| MATERIAL SHOWN |
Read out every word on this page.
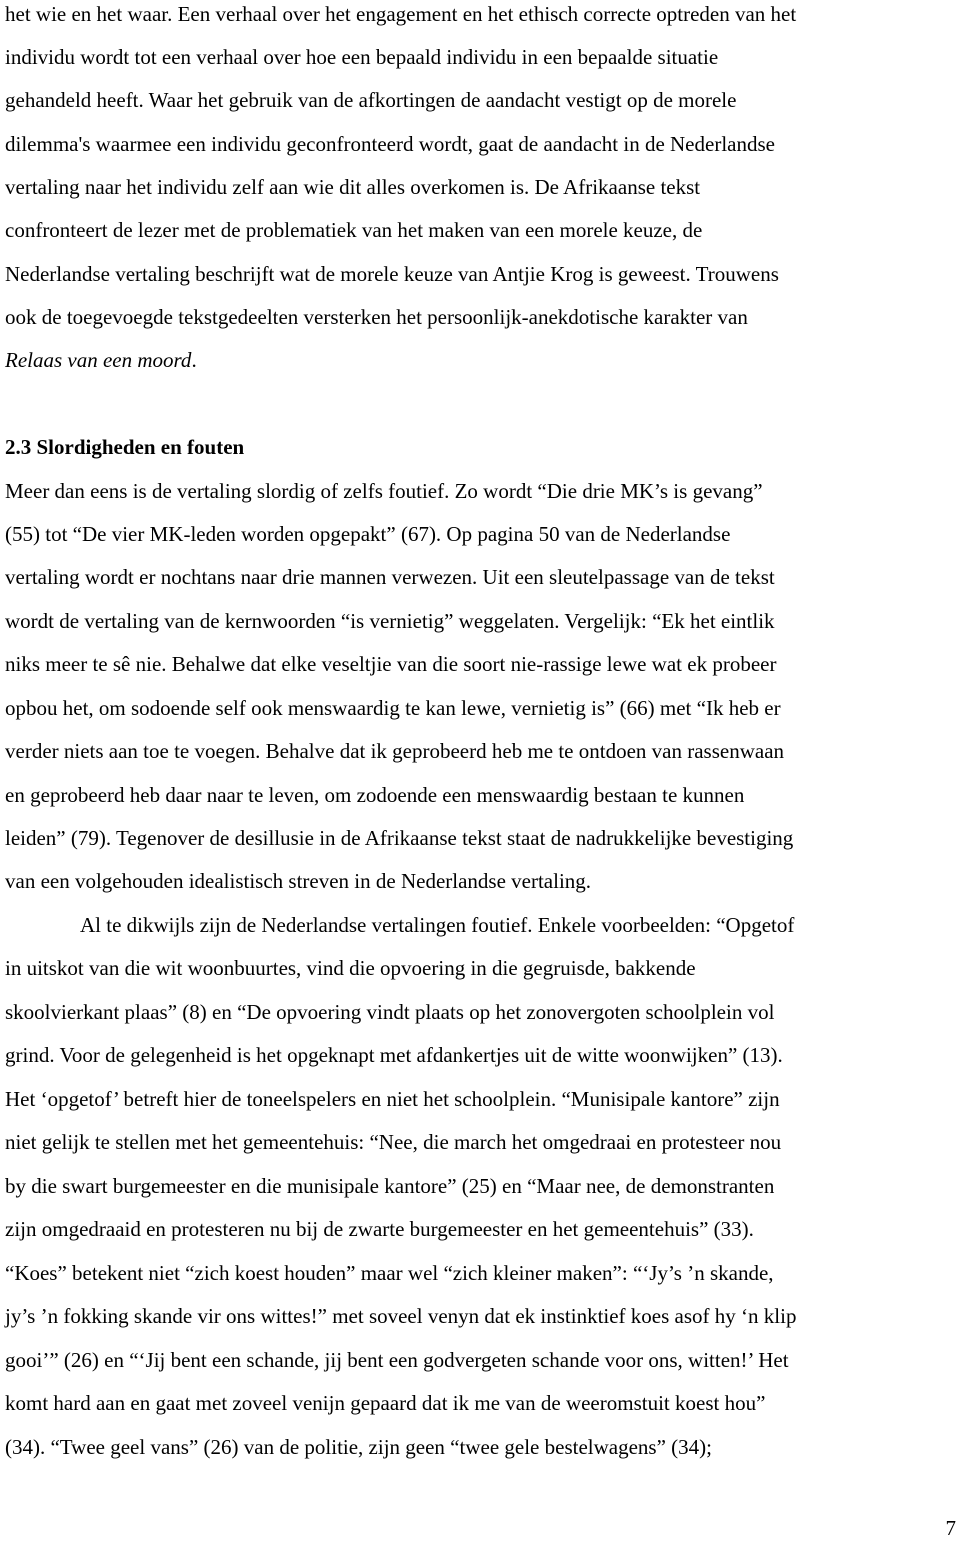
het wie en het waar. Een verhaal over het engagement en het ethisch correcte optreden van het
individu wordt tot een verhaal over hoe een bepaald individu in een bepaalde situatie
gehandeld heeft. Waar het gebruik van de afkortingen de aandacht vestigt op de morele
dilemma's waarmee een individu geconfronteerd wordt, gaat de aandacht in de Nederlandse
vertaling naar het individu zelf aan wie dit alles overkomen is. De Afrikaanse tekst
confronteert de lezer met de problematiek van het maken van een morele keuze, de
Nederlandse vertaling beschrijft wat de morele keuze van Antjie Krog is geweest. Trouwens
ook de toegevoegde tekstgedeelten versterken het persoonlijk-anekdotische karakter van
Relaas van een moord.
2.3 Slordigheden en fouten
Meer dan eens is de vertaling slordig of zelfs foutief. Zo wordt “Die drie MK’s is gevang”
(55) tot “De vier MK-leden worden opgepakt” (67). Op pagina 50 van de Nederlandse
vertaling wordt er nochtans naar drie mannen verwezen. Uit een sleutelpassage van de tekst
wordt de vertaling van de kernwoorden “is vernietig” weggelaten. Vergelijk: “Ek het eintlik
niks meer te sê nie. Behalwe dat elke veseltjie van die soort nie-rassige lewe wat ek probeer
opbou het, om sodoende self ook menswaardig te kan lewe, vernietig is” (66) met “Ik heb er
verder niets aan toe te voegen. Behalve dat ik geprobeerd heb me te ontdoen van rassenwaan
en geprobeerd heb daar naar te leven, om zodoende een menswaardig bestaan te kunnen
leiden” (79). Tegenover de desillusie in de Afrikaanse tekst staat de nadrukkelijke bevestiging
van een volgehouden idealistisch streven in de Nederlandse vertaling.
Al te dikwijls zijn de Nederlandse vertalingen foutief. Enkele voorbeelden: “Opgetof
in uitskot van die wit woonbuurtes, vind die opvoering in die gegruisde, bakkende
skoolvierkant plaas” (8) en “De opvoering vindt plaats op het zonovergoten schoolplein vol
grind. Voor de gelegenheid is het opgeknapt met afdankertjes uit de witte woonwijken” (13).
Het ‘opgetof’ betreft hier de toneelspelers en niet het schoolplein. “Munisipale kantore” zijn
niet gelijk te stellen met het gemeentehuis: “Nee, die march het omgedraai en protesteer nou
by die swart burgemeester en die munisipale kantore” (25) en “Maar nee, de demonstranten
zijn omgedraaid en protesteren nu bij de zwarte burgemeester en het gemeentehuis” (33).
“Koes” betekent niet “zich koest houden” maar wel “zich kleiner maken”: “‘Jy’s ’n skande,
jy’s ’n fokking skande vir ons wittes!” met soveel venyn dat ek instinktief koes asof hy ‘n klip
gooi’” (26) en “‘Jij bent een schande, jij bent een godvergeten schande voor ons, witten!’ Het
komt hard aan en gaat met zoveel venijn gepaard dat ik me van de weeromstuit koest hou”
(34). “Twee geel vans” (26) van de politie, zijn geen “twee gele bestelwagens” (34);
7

* * *

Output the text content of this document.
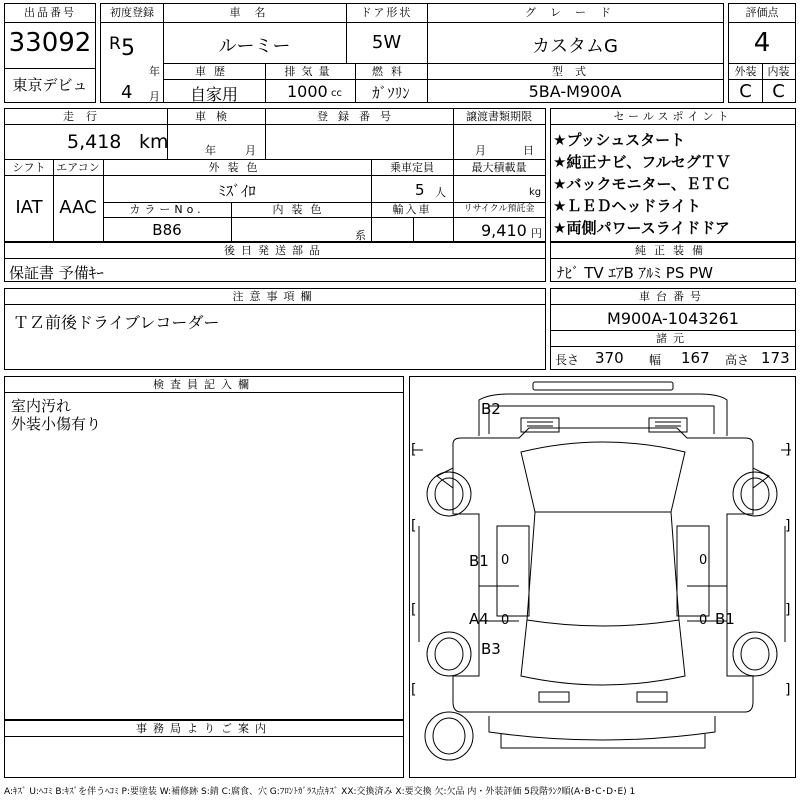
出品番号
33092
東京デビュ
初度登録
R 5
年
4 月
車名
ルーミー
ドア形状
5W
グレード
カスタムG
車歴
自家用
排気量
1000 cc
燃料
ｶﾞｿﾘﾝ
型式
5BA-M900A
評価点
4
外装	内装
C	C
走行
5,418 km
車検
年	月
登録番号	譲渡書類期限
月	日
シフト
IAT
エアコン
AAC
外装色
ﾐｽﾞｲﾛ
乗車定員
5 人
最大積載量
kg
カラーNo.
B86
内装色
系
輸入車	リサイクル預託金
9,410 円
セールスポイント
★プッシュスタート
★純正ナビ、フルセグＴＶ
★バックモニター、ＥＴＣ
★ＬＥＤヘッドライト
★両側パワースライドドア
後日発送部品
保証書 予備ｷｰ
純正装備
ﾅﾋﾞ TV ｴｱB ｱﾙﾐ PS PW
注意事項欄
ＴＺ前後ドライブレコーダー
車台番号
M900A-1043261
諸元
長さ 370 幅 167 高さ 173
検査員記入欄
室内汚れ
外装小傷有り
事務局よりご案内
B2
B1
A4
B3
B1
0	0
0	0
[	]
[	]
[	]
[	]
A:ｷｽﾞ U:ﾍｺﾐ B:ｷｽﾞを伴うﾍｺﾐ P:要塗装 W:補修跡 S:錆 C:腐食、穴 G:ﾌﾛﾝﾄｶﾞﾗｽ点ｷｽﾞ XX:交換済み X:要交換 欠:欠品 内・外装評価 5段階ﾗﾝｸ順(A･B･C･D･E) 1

* * *

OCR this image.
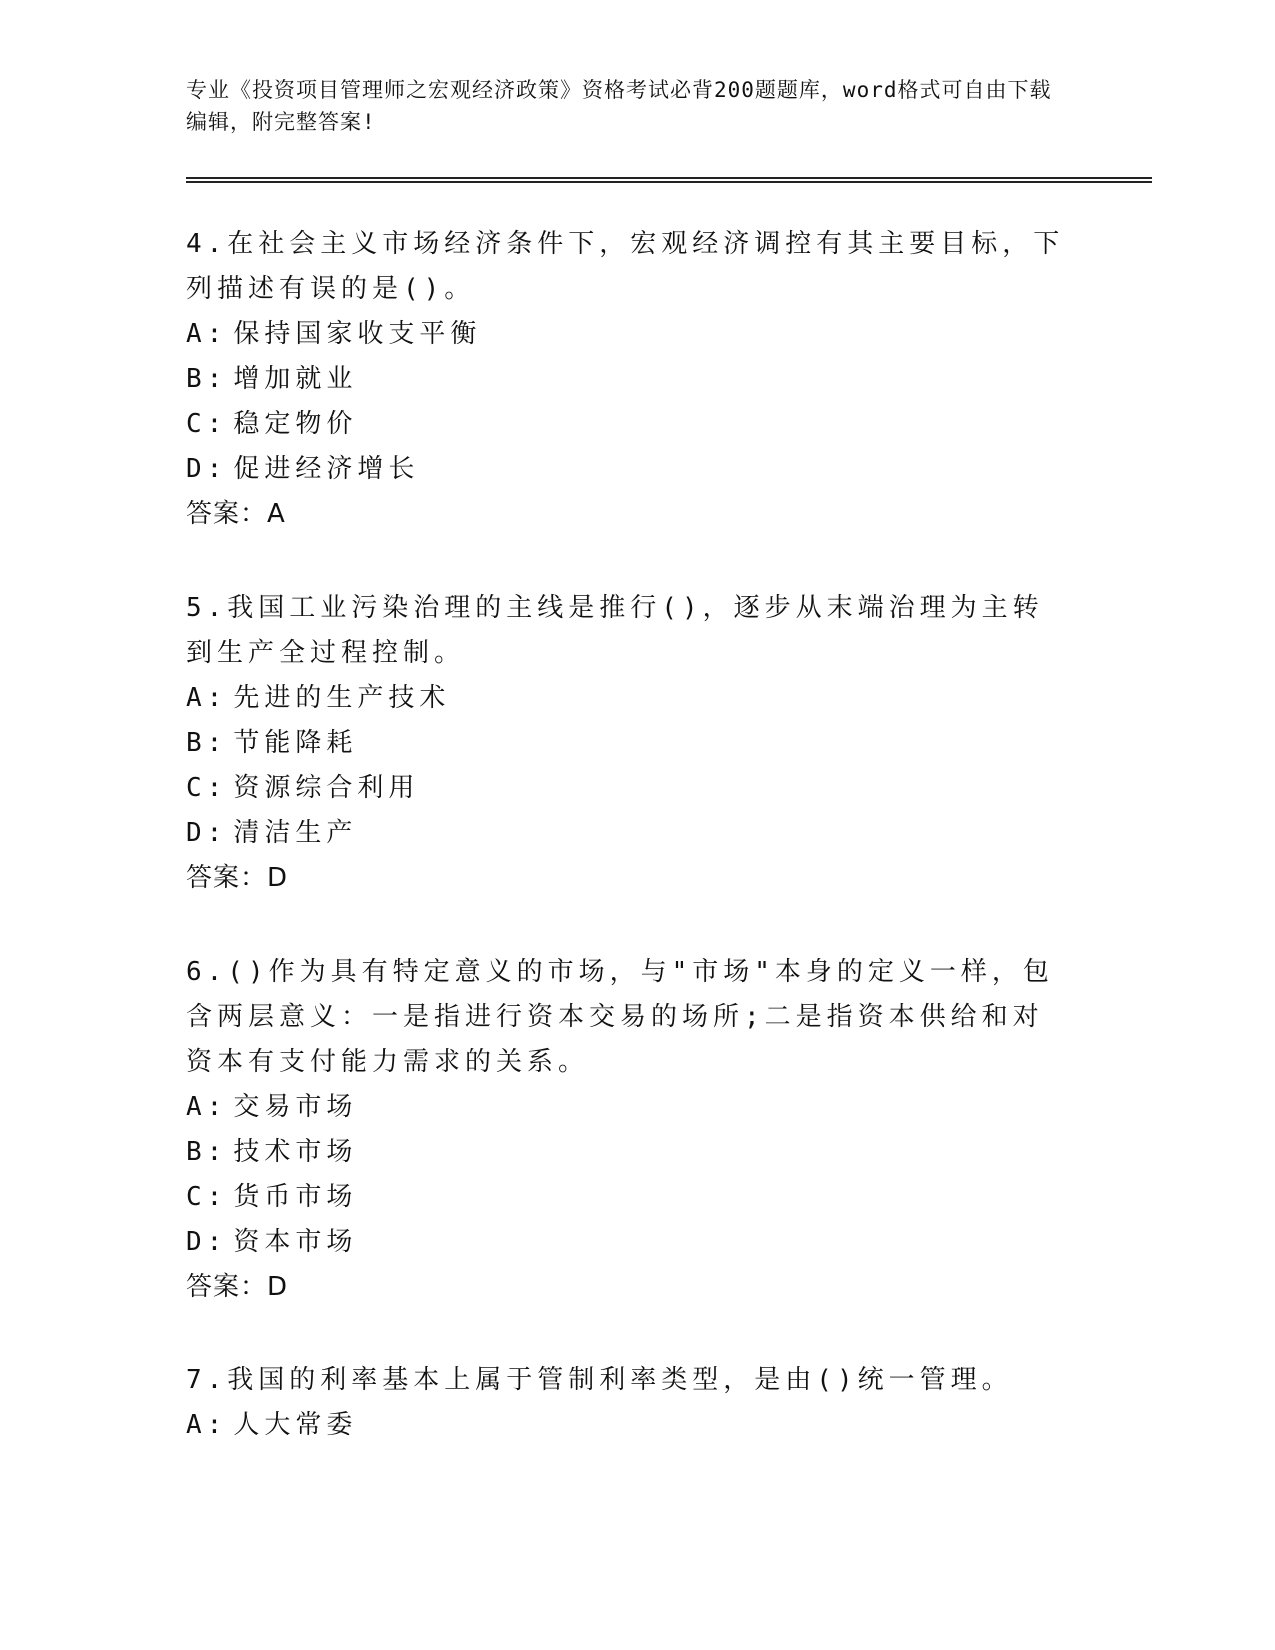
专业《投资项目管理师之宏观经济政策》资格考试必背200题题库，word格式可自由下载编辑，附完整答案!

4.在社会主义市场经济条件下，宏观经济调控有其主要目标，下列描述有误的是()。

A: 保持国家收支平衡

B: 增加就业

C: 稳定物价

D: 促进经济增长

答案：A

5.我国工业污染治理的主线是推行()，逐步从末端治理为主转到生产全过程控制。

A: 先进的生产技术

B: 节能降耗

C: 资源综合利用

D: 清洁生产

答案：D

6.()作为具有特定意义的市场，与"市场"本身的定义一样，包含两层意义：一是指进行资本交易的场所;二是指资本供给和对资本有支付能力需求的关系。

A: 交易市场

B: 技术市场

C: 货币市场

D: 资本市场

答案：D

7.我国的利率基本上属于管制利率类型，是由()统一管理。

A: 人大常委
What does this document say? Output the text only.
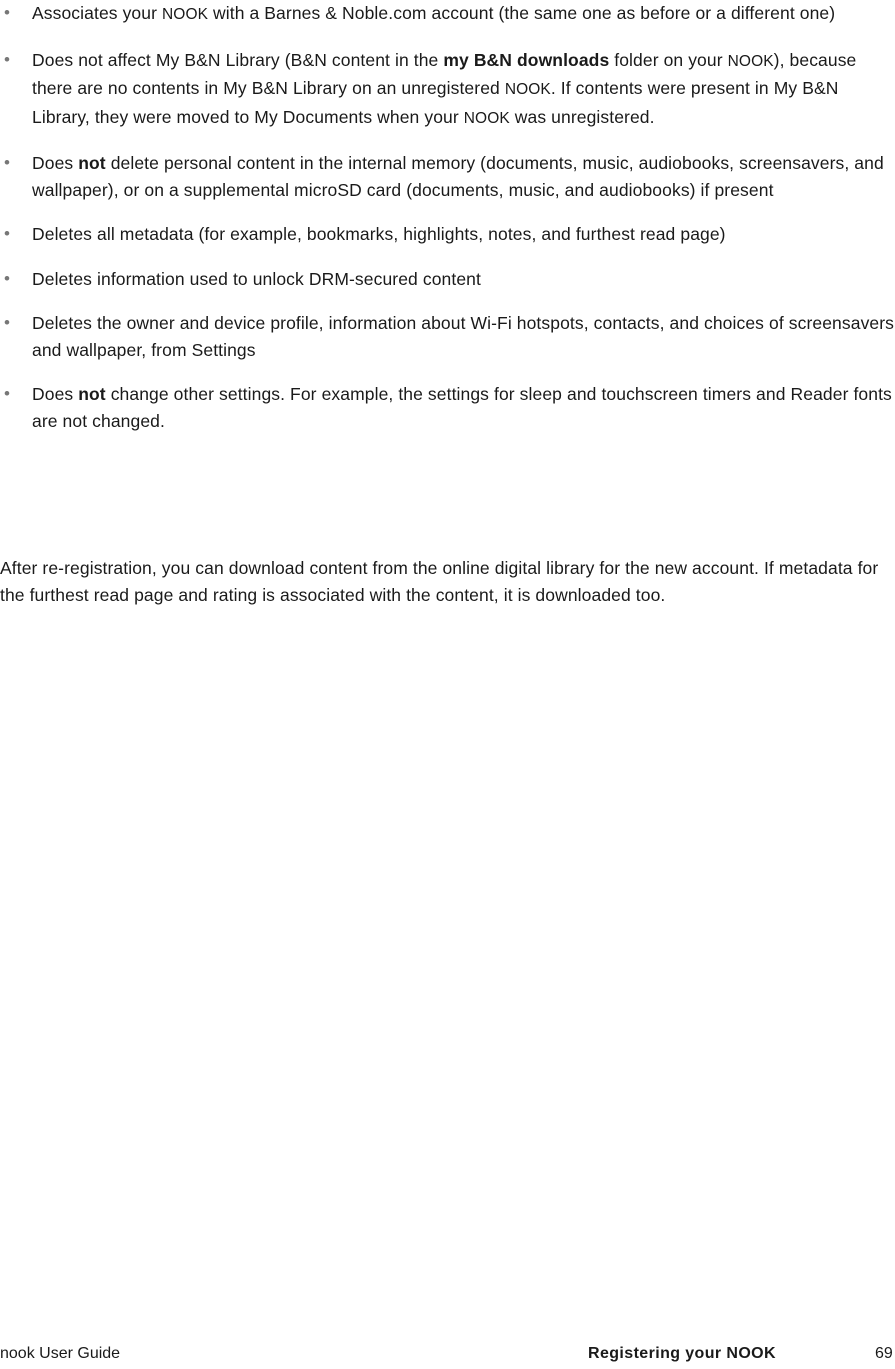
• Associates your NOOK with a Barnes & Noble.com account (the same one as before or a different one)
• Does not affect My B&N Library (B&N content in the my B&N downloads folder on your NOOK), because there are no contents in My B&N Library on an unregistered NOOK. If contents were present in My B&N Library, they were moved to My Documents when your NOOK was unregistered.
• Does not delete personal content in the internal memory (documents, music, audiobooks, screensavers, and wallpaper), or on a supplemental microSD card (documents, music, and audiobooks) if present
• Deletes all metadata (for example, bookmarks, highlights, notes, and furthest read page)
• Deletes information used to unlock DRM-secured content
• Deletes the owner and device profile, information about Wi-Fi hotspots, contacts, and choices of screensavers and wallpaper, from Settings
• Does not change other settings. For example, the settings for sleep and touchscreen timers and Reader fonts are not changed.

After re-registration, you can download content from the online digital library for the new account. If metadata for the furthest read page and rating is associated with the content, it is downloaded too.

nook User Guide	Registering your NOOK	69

| PROBLEM DETAILS |
Give the number of lines in the records that contain the string "menswaardig", with no other output.

| RIGHT ANSWER |
2